=== Aim of the exercise ===
Print all entries word for word.

=== Provided records ===

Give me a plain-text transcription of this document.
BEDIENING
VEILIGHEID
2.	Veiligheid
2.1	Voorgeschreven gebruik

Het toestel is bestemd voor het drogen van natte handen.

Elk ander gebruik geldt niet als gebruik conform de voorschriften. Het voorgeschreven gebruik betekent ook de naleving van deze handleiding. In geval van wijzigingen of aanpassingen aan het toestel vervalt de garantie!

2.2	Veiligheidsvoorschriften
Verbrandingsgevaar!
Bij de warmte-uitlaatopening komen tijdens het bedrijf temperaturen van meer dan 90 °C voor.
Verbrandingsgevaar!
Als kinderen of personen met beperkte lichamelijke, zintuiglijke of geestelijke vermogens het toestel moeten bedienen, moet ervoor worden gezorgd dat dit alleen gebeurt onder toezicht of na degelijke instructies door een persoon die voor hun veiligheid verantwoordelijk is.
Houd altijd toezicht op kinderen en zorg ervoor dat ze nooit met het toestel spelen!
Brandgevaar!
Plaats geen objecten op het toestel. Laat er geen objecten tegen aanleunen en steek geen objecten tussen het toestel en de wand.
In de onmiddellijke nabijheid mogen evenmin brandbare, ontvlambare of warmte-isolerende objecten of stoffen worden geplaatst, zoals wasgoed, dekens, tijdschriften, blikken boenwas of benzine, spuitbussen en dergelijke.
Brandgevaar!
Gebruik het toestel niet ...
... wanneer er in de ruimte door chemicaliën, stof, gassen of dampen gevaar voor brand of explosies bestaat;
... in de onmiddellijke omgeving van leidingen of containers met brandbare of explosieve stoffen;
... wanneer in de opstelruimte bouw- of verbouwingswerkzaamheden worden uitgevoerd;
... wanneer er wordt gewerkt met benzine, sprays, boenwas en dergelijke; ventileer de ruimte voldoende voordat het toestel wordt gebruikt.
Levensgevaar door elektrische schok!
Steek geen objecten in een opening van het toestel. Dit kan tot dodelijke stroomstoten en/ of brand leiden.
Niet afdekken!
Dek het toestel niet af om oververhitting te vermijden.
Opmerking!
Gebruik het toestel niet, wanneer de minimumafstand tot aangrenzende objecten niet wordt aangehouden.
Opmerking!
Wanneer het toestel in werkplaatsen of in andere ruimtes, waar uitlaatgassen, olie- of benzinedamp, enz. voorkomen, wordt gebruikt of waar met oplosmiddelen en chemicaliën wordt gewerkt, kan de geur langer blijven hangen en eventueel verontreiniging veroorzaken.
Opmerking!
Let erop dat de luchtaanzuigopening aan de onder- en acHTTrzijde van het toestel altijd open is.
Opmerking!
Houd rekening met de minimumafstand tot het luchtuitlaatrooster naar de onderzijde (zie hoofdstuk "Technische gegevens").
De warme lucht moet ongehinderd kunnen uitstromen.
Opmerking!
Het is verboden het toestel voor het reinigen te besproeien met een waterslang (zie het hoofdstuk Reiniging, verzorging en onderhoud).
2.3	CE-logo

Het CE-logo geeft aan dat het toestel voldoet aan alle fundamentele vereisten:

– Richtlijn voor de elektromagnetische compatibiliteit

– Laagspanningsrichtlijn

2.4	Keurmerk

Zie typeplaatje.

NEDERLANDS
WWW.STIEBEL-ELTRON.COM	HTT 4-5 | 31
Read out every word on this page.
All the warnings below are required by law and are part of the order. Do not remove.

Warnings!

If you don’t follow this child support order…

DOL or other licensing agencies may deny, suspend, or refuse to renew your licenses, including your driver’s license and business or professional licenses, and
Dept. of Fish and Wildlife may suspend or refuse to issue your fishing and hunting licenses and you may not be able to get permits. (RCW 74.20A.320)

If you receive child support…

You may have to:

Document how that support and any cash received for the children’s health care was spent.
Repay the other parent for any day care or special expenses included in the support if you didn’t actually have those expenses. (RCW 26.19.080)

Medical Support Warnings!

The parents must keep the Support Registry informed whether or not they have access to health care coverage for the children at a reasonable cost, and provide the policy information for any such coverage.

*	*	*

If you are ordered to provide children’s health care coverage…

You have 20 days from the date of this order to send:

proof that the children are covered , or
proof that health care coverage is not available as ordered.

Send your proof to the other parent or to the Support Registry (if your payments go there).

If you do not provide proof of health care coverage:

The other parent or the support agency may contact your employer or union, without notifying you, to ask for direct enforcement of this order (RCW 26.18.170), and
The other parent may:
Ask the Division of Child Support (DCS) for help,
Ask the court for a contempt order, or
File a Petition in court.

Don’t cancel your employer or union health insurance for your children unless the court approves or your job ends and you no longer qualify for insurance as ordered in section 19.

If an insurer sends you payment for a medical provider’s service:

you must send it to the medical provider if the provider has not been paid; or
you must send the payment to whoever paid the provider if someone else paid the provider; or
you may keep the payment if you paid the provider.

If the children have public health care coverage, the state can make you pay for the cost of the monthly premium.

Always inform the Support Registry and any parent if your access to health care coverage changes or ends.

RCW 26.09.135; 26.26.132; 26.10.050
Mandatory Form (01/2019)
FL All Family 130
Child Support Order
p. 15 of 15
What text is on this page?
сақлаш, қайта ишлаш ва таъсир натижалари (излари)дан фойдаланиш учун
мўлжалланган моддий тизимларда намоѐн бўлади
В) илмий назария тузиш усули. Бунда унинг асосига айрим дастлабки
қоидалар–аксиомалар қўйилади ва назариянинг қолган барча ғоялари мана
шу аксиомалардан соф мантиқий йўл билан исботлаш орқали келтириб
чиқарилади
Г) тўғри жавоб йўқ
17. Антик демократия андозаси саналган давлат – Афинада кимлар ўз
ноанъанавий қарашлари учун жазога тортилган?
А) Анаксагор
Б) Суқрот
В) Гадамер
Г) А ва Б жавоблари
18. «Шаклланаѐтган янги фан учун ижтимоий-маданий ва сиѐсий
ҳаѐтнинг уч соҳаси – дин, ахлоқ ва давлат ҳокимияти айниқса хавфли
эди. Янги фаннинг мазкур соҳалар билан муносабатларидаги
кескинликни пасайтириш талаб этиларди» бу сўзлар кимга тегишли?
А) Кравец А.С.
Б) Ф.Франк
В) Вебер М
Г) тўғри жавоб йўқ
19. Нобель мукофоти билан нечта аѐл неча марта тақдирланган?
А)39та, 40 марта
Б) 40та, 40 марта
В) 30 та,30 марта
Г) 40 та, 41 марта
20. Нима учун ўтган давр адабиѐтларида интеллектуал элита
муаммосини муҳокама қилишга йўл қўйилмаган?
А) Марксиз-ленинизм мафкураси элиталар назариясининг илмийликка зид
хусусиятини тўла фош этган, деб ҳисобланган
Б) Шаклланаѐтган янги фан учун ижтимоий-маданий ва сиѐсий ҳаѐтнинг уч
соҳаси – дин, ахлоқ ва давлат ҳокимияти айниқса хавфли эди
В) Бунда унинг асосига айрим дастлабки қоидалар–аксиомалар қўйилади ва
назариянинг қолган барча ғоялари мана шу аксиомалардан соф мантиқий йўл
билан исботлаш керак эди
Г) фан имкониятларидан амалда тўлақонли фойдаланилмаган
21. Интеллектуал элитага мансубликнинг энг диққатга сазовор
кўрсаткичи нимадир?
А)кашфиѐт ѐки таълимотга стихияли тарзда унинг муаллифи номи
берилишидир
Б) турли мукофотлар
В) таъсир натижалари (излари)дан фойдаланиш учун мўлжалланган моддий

=== Complete answer ===
Give me a plain-text transcription of this document.
BEDIENING
VEILIGHEID
2.	Veiligheid
2.1	Voorgeschreven gebruik

Het toestel is bestemd voor het drogen van natte handen.

Elk ander gebruik geldt niet als gebruik conform de voorschriften. Het voorgeschreven gebruik betekent ook de naleving van deze handleiding. In geval van wijzigingen of aanpassingen aan het toestel vervalt de garantie!

2.2	Veiligheidsvoorschriften
Verbrandingsgevaar!
Bij de warmte-uitlaatopening komen tijdens het bedrijf temperaturen van meer dan 90 °C voor.
Verbrandingsgevaar!
Als kinderen of personen met beperkte lichamelijke, zintuiglijke of geestelijke vermogens het toestel moeten bedienen, moet ervoor worden gezorgd dat dit alleen gebeurt onder toezicht of na degelijke instructies door een persoon die voor hun veiligheid verantwoordelijk is.
Houd altijd toezicht op kinderen en zorg ervoor dat ze nooit met het toestel spelen!
Brandgevaar!
Plaats geen objecten op het toestel. Laat er geen objecten tegen aanleunen en steek geen objecten tussen het toestel en de wand.
In de onmiddellijke nabijheid mogen evenmin brandbare, ontvlambare of warmte-isolerende objecten of stoffen worden geplaatst, zoals wasgoed, dekens, tijdschriften, blikken boenwas of benzine, spuitbussen en dergelijke.
Brandgevaar!
Gebruik het toestel niet ...
... wanneer er in de ruimte door chemicaliën, stof, gassen of dampen gevaar voor brand of explosies bestaat;
... in de onmiddellijke omgeving van leidingen of containers met brandbare of explosieve stoffen;
... wanneer in de opstelruimte bouw- of verbouwingswerkzaamheden worden uitgevoerd;
... wanneer er wordt gewerkt met benzine, sprays, boenwas en dergelijke; ventileer de ruimte voldoende voordat het toestel wordt gebruikt.
Levensgevaar door elektrische schok!
Steek geen objecten in een opening van het toestel. Dit kan tot dodelijke stroomstoten en/ of brand leiden.
Niet afdekken!
Dek het toestel niet af om oververhitting te vermijden.
Opmerking!
Gebruik het toestel niet, wanneer de minimumafstand tot aangrenzende objecten niet wordt aangehouden.
Opmerking!
Wanneer het toestel in werkplaatsen of in andere ruimtes, waar uitlaatgassen, olie- of benzinedamp, enz. voorkomen, wordt gebruikt of waar met oplosmiddelen en chemicaliën wordt gewerkt, kan de geur langer blijven hangen en eventueel verontreiniging veroorzaken.
Opmerking!
Let erop dat de luchtaanzuigopening aan de onder- en acHTTrzijde van het toestel altijd open is.
Opmerking!
Houd rekening met de minimumafstand tot het luchtuitlaatrooster naar de onderzijde (zie hoofdstuk "Technische gegevens").
De warme lucht moet ongehinderd kunnen uitstromen.
Opmerking!
Het is verboden het toestel voor het reinigen te besproeien met een waterslang (zie het hoofdstuk Reiniging, verzorging en onderhoud).
2.3	CE-logo

Het CE-logo geeft aan dat het toestel voldoet aan alle fundamentele vereisten:

– Richtlijn voor de elektromagnetische compatibiliteit

– Laagspanningsrichtlijn

2.4	Keurmerk

Zie typeplaatje.

NEDERLANDS
WWW.STIEBEL-ELTRON.COM	HTT 4-5 | 31
Read out every word on this page.
All the warnings below are required by law and are part of the order. Do not remove.

Warnings!

If you don’t follow this child support order…

DOL or other licensing agencies may deny, suspend, or refuse to renew your licenses, including your driver’s license and business or professional licenses, and
Dept. of Fish and Wildlife may suspend or refuse to issue your fishing and hunting licenses and you may not be able to get permits. (RCW 74.20A.320)

If you receive child support…

You may have to:

Document how that support and any cash received for the children’s health care was spent.
Repay the other parent for any day care or special expenses included in the support if you didn’t actually have those expenses. (RCW 26.19.080)

Medical Support Warnings!

The parents must keep the Support Registry informed whether or not they have access to health care coverage for the children at a reasonable cost, and provide the policy information for any such coverage.

*	*	*

If you are ordered to provide children’s health care coverage…

You have 20 days from the date of this order to send:

proof that the children are covered , or
proof that health care coverage is not available as ordered.

Send your proof to the other parent or to the Support Registry (if your payments go there).

If you do not provide proof of health care coverage:

The other parent or the support agency may contact your employer or union, without notifying you, to ask for direct enforcement of this order (RCW 26.18.170), and
The other parent may:
Ask the Division of Child Support (DCS) for help,
Ask the court for a contempt order, or
File a Petition in court.

Don’t cancel your employer or union health insurance for your children unless the court approves or your job ends and you no longer qualify for insurance as ordered in section 19.

If an insurer sends you payment for a medical provider’s service:

you must send it to the medical provider if the provider has not been paid; or
you must send the payment to whoever paid the provider if someone else paid the provider; or
you may keep the payment if you paid the provider.

If the children have public health care coverage, the state can make you pay for the cost of the monthly premium.

Always inform the Support Registry and any parent if your access to health care coverage changes or ends.

RCW 26.09.135; 26.26.132; 26.10.050
Mandatory Form (01/2019)
FL All Family 130
Child Support Order
p. 15 of 15
What text is on this page?
сақлаш, қайта ишлаш ва таъсир натижалари (излари)дан фойдаланиш учун
мўлжалланган моддий тизимларда намоѐн бўлади
В) илмий назария тузиш усули. Бунда унинг асосига айрим дастлабки
қоидалар–аксиомалар қўйилади ва назариянинг қолган барча ғоялари мана
шу аксиомалардан соф мантиқий йўл билан исботлаш орқали келтириб
чиқарилади
Г) тўғри жавоб йўқ
17. Антик демократия андозаси саналган давлат – Афинада кимлар ўз
ноанъанавий қарашлари учун жазога тортилган?
А) Анаксагор
Б) Суқрот
В) Гадамер
Г) А ва Б жавоблари
18. «Шаклланаѐтган янги фан учун ижтимоий-маданий ва сиѐсий
ҳаѐтнинг уч соҳаси – дин, ахлоқ ва давлат ҳокимияти айниқса хавфли
эди. Янги фаннинг мазкур соҳалар билан муносабатларидаги
кескинликни пасайтириш талаб этиларди» бу сўзлар кимга тегишли?
А) Кравец А.С.
Б) Ф.Франк
В) Вебер М
Г) тўғри жавоб йўқ
19. Нобель мукофоти билан нечта аѐл неча марта тақдирланган?
А)39та, 40 марта
Б) 40та, 40 марта
В) 30 та,30 марта
Г) 40 та, 41 марта
20. Нима учун ўтган давр адабиѐтларида интеллектуал элита
муаммосини муҳокама қилишга йўл қўйилмаган?
А) Марксиз-ленинизм мафкураси элиталар назариясининг илмийликка зид
хусусиятини тўла фош этган, деб ҳисобланган
Б) Шаклланаѐтган янги фан учун ижтимоий-маданий ва сиѐсий ҳаѐтнинг уч
соҳаси – дин, ахлоқ ва давлат ҳокимияти айниқса хавфли эди
В) Бунда унинг асосига айрим дастлабки қоидалар–аксиомалар қўйилади ва
назариянинг қолган барча ғоялари мана шу аксиомалардан соф мантиқий йўл
билан исботлаш керак эди
Г) фан имкониятларидан амалда тўлақонли фойдаланилмаган
21. Интеллектуал элитага мансубликнинг энг диққатга сазовор
кўрсаткичи нимадир?
А)кашфиѐт ѐки таълимотга стихияли тарзда унинг муаллифи номи
берилишидир
Б) турли мукофотлар
В) таъсир натижалари (излари)дан фойдаланиш учун мўлжалланган моддий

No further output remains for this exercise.